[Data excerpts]
________________________

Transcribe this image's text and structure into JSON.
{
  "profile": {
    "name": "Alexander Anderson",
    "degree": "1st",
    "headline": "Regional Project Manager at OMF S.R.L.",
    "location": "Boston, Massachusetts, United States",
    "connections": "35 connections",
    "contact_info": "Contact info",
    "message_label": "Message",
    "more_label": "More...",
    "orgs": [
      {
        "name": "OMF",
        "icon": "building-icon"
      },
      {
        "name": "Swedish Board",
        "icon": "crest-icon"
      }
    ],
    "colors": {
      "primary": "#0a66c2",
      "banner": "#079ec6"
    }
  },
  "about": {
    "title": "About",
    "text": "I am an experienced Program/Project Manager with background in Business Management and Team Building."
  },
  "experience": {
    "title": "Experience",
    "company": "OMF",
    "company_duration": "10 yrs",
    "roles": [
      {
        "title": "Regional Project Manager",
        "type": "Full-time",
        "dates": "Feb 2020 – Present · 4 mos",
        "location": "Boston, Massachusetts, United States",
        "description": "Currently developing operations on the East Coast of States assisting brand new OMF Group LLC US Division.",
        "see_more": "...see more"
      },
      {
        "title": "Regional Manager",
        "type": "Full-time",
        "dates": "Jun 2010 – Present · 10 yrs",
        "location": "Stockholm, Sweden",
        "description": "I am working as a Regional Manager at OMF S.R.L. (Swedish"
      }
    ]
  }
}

________________________

Task statement = Transcribe the data above in full, exactly.

The response =
Transcribe this image's text and structure into JSON.
{
  "profile": {
    "name": "Alexander Anderson",
    "degree": "1st",
    "headline": "Regional Project Manager at OMF S.R.L.",
    "location": "Boston, Massachusetts, United States",
    "connections": "35 connections",
    "contact_info": "Contact info",
    "message_label": "Message",
    "more_label": "More...",
    "orgs": [
      {
        "name": "OMF",
        "icon": "building-icon"
      },
      {
        "name": "Swedish Board",
        "icon": "crest-icon"
      }
    ],
    "colors": {
      "primary": "#0a66c2",
      "banner": "#079ec6"
    }
  },
  "about": {
    "title": "About",
    "text": "I am an experienced Program/Project Manager with background in Business Management and Team Building."
  },
  "experience": {
    "title": "Experience",
    "company": "OMF",
    "company_duration": "10 yrs",
    "roles": [
      {
        "title": "Regional Project Manager",
        "type": "Full-time",
        "dates": "Feb 2020 – Present · 4 mos",
        "location": "Boston, Massachusetts, United States",
        "description": "Currently developing operations on the East Coast of States assisting brand new OMF Group LLC US Division.",
        "see_more": "...see more"
      },
      {
        "title": "Regional Manager",
        "type": "Full-time",
        "dates": "Jun 2010 – Present · 10 yrs",
        "location": "Stockholm, Sweden",
        "description": "I am working as a Regional Manager at OMF S.R.L. (Swedish"
      }
    ]
  }
}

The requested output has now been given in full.